_Source:_
========================
4 - 36" X 2" X 2" table frame
6 - 20.5" X 2" X 2" table frame
4 - 29" X 2" X 2" legs (depends on how tall U want it)
4 - leg mounts with tite in hard ware
2 - door hinges or large piano hinge
about 50 screws of various lengths
one handle (optional)
straping (optional)
table covering: masonite, luan, plastic, vinyl, or ???

Step 2: Build Two Table Frame Sides.

The size of each of these two pieces determines the size of your finished table. I used two 2' X 3' to give me a 2' X 6' table.

Step 3: Hinge Location

Hinge location is important. Leave space between the frames. Watch for hardware interaction. You can miter your hinges to mount flush. I was in a hurry to complete this and will be using a cloth covering so it is not necessary.

Step 4: Hanger Bolts (leg Hardware) Installed.

As you can see the wood is used. I was really trying to save money and time here. Store bought legs are not that expensive. I plan on sanding and painting these later.
========================
_Raw data:_
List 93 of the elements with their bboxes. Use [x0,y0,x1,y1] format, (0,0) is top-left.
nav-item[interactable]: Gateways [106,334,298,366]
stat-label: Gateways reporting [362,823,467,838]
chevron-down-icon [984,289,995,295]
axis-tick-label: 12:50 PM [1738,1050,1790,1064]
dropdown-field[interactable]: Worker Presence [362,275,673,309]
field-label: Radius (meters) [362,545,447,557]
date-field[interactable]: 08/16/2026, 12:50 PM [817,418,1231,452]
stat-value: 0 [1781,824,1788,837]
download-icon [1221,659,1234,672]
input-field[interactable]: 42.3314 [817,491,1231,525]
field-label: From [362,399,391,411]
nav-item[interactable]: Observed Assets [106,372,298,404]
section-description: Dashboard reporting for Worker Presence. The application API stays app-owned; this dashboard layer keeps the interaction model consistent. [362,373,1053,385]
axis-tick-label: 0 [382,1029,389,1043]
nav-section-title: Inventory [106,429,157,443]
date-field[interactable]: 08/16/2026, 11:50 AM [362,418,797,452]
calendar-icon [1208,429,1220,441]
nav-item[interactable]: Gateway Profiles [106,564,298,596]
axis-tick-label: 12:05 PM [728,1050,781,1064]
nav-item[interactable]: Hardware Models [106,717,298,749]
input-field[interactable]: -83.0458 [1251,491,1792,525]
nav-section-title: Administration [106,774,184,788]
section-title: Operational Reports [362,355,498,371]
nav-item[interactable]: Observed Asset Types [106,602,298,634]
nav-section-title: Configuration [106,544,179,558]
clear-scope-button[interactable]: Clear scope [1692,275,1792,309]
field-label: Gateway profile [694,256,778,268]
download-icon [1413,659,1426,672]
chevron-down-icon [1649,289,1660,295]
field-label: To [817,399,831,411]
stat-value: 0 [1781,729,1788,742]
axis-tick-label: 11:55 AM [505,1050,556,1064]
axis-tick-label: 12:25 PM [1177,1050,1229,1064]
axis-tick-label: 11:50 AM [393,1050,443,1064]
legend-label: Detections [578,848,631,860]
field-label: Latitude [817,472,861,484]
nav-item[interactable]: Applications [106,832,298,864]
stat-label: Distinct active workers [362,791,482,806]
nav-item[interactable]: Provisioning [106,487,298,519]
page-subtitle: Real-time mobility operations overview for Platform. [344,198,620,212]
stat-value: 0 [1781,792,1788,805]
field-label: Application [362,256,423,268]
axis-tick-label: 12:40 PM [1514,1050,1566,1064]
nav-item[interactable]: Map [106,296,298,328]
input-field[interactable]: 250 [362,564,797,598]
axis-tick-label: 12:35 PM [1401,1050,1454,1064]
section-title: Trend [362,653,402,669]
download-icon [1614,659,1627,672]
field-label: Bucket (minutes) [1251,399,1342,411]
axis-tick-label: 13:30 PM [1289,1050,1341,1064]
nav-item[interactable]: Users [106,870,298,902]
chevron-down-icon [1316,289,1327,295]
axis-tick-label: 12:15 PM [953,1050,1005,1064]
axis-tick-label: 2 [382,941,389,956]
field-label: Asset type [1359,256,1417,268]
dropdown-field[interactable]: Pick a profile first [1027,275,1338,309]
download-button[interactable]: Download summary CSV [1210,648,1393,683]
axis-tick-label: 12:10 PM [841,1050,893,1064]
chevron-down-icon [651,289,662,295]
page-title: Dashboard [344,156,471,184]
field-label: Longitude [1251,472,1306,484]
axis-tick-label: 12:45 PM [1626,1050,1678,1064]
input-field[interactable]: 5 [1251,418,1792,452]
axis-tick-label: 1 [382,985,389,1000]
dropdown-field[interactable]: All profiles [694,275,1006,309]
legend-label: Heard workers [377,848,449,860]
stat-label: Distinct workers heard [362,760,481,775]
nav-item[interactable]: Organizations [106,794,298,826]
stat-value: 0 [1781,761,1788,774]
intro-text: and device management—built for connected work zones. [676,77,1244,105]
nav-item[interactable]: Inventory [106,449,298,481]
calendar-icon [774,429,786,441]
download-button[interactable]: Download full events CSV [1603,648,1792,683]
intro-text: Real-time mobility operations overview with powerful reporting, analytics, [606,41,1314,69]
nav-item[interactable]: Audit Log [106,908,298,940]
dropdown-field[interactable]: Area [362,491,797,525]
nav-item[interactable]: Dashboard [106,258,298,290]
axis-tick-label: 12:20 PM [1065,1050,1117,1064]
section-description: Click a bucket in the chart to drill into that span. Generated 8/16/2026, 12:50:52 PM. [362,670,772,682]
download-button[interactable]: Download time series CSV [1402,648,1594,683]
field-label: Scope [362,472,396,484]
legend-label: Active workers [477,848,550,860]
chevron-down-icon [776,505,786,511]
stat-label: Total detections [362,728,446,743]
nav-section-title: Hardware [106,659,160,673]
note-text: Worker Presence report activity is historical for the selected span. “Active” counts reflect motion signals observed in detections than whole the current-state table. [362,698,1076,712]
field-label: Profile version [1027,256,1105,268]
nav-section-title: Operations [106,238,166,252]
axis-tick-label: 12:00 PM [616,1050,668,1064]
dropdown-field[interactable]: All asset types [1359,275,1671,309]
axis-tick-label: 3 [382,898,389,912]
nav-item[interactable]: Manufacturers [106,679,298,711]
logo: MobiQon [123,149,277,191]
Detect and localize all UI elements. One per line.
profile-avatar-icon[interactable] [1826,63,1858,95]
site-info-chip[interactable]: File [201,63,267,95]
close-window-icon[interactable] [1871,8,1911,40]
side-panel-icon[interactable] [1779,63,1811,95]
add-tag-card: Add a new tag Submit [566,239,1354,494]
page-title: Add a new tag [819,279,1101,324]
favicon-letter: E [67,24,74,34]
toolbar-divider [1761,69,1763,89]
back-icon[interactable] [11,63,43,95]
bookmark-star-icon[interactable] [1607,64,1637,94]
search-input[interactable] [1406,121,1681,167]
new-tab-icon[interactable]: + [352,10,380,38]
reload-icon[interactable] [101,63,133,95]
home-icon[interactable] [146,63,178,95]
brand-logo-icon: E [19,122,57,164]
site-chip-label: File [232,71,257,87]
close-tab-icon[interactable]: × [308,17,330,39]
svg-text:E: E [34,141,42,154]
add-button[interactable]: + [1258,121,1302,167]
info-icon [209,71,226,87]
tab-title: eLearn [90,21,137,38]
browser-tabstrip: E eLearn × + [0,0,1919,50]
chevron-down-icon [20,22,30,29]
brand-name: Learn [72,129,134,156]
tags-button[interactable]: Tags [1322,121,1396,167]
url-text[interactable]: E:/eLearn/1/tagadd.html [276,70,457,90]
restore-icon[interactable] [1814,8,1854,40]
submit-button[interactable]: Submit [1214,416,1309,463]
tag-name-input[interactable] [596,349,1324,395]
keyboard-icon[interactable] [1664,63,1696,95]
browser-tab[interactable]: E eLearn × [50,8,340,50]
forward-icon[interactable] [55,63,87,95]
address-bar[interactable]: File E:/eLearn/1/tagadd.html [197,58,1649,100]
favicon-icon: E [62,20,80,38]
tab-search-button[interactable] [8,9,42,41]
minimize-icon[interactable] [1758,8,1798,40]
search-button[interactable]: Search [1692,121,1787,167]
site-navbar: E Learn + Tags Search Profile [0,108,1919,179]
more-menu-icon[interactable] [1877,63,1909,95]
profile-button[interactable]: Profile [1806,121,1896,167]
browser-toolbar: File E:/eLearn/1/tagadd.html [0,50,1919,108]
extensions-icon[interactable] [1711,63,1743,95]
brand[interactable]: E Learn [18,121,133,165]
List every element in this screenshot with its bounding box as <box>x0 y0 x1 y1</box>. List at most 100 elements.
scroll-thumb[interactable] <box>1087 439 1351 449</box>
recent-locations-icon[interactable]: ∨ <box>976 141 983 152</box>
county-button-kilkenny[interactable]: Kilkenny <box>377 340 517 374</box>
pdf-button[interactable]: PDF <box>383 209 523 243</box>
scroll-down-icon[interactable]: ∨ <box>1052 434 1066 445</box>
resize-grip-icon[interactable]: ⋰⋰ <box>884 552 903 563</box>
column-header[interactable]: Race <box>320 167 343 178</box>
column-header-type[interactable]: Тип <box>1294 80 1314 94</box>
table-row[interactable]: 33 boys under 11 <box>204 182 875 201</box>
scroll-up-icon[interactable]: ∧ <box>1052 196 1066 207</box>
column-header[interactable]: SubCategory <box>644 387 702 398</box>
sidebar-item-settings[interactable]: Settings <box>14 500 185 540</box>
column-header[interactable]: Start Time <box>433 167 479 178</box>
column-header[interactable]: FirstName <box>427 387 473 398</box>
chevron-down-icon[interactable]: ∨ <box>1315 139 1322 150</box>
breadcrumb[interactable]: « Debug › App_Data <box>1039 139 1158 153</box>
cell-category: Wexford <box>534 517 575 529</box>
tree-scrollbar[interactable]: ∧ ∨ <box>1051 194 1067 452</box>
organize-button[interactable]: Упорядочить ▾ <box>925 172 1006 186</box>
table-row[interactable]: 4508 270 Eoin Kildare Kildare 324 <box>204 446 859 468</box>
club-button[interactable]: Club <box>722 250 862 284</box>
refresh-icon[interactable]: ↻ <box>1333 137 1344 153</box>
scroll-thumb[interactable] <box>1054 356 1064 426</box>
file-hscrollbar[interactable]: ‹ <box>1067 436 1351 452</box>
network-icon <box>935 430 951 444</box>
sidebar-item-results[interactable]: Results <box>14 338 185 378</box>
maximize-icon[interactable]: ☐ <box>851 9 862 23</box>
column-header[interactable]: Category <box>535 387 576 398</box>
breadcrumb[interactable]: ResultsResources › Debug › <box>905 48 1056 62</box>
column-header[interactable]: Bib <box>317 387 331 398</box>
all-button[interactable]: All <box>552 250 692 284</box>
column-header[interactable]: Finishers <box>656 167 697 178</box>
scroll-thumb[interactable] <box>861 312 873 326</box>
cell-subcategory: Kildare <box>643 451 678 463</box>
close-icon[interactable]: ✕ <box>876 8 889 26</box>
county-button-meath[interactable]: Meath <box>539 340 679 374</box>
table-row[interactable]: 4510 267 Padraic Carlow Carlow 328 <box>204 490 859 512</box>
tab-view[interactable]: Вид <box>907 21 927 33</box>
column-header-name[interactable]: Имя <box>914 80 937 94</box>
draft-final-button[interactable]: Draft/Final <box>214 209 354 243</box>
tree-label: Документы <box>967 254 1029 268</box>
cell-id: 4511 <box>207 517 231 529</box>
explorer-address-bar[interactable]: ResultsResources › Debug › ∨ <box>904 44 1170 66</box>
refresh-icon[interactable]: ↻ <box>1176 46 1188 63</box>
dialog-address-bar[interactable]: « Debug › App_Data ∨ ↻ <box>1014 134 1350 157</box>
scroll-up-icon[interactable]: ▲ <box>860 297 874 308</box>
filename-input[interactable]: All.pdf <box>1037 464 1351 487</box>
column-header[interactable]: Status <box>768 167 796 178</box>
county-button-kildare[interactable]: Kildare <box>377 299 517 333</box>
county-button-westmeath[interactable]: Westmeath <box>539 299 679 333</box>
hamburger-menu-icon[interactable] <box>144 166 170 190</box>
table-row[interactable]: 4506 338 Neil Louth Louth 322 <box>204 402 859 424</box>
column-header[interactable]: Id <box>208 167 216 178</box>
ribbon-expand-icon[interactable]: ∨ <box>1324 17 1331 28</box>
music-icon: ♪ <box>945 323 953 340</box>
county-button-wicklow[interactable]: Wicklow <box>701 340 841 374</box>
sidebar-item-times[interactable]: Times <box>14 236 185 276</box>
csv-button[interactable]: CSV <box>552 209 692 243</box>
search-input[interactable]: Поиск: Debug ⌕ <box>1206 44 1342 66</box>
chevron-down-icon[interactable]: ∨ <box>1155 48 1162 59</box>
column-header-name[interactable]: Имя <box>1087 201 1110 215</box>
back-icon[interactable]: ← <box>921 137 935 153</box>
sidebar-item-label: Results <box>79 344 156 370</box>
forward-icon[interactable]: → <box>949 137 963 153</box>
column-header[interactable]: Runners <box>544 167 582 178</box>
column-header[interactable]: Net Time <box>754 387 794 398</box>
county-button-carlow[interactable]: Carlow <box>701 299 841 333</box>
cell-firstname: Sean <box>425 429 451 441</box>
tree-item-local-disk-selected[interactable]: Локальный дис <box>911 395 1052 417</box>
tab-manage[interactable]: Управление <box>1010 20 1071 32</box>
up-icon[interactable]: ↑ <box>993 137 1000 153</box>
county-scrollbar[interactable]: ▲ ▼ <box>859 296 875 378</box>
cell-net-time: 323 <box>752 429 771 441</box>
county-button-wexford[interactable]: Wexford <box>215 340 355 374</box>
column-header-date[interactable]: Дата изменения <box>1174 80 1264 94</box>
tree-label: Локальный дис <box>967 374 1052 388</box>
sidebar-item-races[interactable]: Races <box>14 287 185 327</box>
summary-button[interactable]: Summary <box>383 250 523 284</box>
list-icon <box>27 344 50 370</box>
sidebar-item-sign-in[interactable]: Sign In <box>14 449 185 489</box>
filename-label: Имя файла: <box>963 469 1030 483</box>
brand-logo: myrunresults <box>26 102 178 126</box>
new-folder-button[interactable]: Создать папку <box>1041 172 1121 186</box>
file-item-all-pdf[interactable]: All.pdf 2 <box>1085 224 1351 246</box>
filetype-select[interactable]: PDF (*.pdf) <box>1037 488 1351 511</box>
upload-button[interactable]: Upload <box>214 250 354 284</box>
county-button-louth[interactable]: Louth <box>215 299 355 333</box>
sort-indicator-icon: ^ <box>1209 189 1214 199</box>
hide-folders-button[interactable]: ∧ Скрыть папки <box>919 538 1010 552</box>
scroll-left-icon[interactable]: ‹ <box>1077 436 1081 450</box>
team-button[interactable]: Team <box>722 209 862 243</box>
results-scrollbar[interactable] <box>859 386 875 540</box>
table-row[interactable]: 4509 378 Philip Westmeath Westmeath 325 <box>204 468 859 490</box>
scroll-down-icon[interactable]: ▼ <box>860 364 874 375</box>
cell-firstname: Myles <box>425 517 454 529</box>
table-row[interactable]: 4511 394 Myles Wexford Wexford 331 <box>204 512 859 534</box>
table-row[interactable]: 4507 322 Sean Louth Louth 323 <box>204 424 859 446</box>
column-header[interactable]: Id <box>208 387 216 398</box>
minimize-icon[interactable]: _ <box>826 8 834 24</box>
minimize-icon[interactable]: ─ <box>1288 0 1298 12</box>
========================
_Exercise aim:_ Return the table-building instructions from "4 - leg mounts" up to and including "vinyl, or ???", word for word. The records play no part here and can be passed over.

_Exercise solution:_
4 - leg mounts with tite in hard ware
2 - door hinges or large piano hinge
about 50 screws of various lengths
one handle (optional)
straping (optional)
table covering: masonite, luan, plastic, vinyl, or ???